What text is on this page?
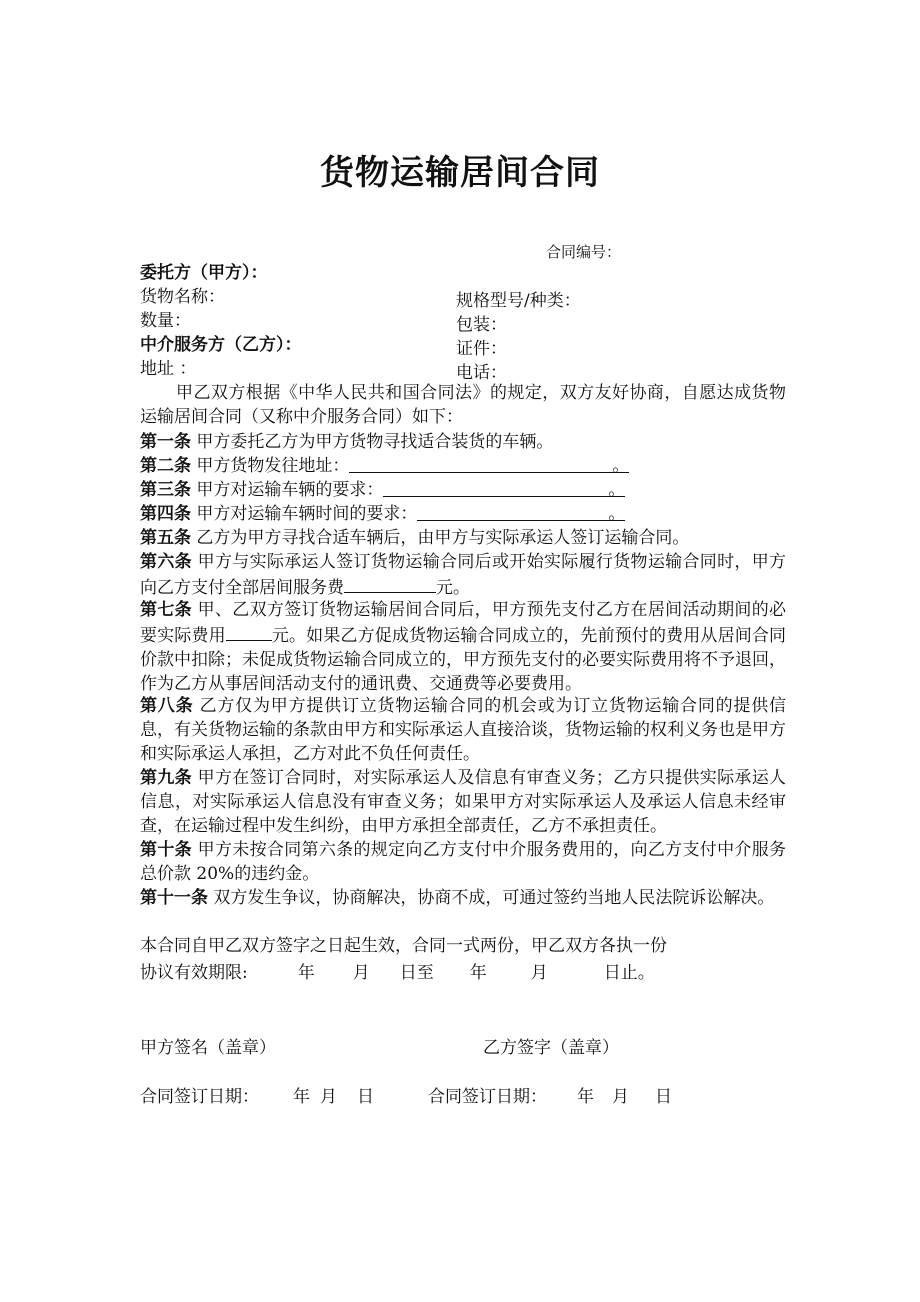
货物运输居间合同
合同编号：
委托方（甲方）：
货物名称：	规格型号/种类：
数量：	包装：
中介服务方（乙方）：	证件：
地址 ：	电话：
甲乙双方根据《中华人民共和国合同法》的规定，双方友好协商，自愿达成货物运输居间合同（又称中介服务合同）如下：
第一条 甲方委托乙方为甲方货物寻找适合装货的车辆。
第二条 甲方货物发往地址：	。
第三条 甲方对运输车辆的要求：	。
第四条 甲方对运输车辆时间的要求：	。
第五条 乙方为甲方寻找合适车辆后，由甲方与实际承运人签订运输合同。
第六条 甲方与实际承运人签订货物运输合同后或开始实际履行货物运输合同时，甲方向乙方支付全部居间服务费	元。
第七条 甲、乙双方签订货物运输居间合同后，甲方预先支付乙方在居间活动期间的必要实际费用	元。如果乙方促成货物运输合同成立的，先前预付的费用从居间合同价款中扣除；未促成货物运输合同成立的，甲方预先支付的必要实际费用将不予退回，作为乙方从事居间活动支付的通讯费、交通费等必要费用。
第八条 乙方仅为甲方提供订立货物运输合同的机会或为订立货物运输合同的提供信息，有关货物运输的条款由甲方和实际承运人直接洽谈，货物运输的权利义务也是甲方和实际承运人承担，乙方对此不负任何责任。
第九条 甲方在签订合同时，对实际承运人及信息有审查义务；乙方只提供实际承运人信息，对实际承运人信息没有审查义务；如果甲方对实际承运人及承运人信息未经审查，在运输过程中发生纠纷，由甲方承担全部责任，乙方不承担责任。
第十条 甲方未按合同第六条的规定向乙方支付中介服务费用的，向乙方支付中介服务总价款 20%的违约金。
第十一条 双方发生争议，协商解决，协商不成，可通过签约当地人民法院诉讼解决。
本合同自甲乙双方签字之日起生效，合同一式两份，甲乙双方各执一份
协议有效期限:	年 月 日至 年	月	日止。
甲方签名（盖章）	乙方签字（盖章）
合同签订日期： 年 月 日	合同签订日期： 年 月 日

------

__SET TASK__. Repeat verbatim all the material, but not the pictures.

__RESULT OF THIS EXERCISE__.
What text is on this page?
货物运输居间合同
合同编号：
委托方（甲方）：
货物名称：	规格型号/种类：
数量：	包装：
中介服务方（乙方）：	证件：
地址 ：	电话：
甲乙双方根据《中华人民共和国合同法》的规定，双方友好协商，自愿达成货物运输居间合同（又称中介服务合同）如下：
第一条 甲方委托乙方为甲方货物寻找适合装货的车辆。
第二条 甲方货物发往地址：	。
第三条 甲方对运输车辆的要求：	。
第四条 甲方对运输车辆时间的要求：	。
第五条 乙方为甲方寻找合适车辆后，由甲方与实际承运人签订运输合同。
第六条 甲方与实际承运人签订货物运输合同后或开始实际履行货物运输合同时，甲方向乙方支付全部居间服务费	元。
第七条 甲、乙双方签订货物运输居间合同后，甲方预先支付乙方在居间活动期间的必要实际费用	元。如果乙方促成货物运输合同成立的，先前预付的费用从居间合同价款中扣除；未促成货物运输合同成立的，甲方预先支付的必要实际费用将不予退回，作为乙方从事居间活动支付的通讯费、交通费等必要费用。
第八条 乙方仅为甲方提供订立货物运输合同的机会或为订立货物运输合同的提供信息，有关货物运输的条款由甲方和实际承运人直接洽谈，货物运输的权利义务也是甲方和实际承运人承担，乙方对此不负任何责任。
第九条 甲方在签订合同时，对实际承运人及信息有审查义务；乙方只提供实际承运人信息，对实际承运人信息没有审查义务；如果甲方对实际承运人及承运人信息未经审查，在运输过程中发生纠纷，由甲方承担全部责任，乙方不承担责任。
第十条 甲方未按合同第六条的规定向乙方支付中介服务费用的，向乙方支付中介服务总价款 20%的违约金。
第十一条 双方发生争议，协商解决，协商不成，可通过签约当地人民法院诉讼解决。
本合同自甲乙双方签字之日起生效，合同一式两份，甲乙双方各执一份
协议有效期限:	年 月 日至 年	月	日止。
甲方签名（盖章）	乙方签字（盖章）
合同签订日期： 年 月 日	合同签订日期： 年 月 日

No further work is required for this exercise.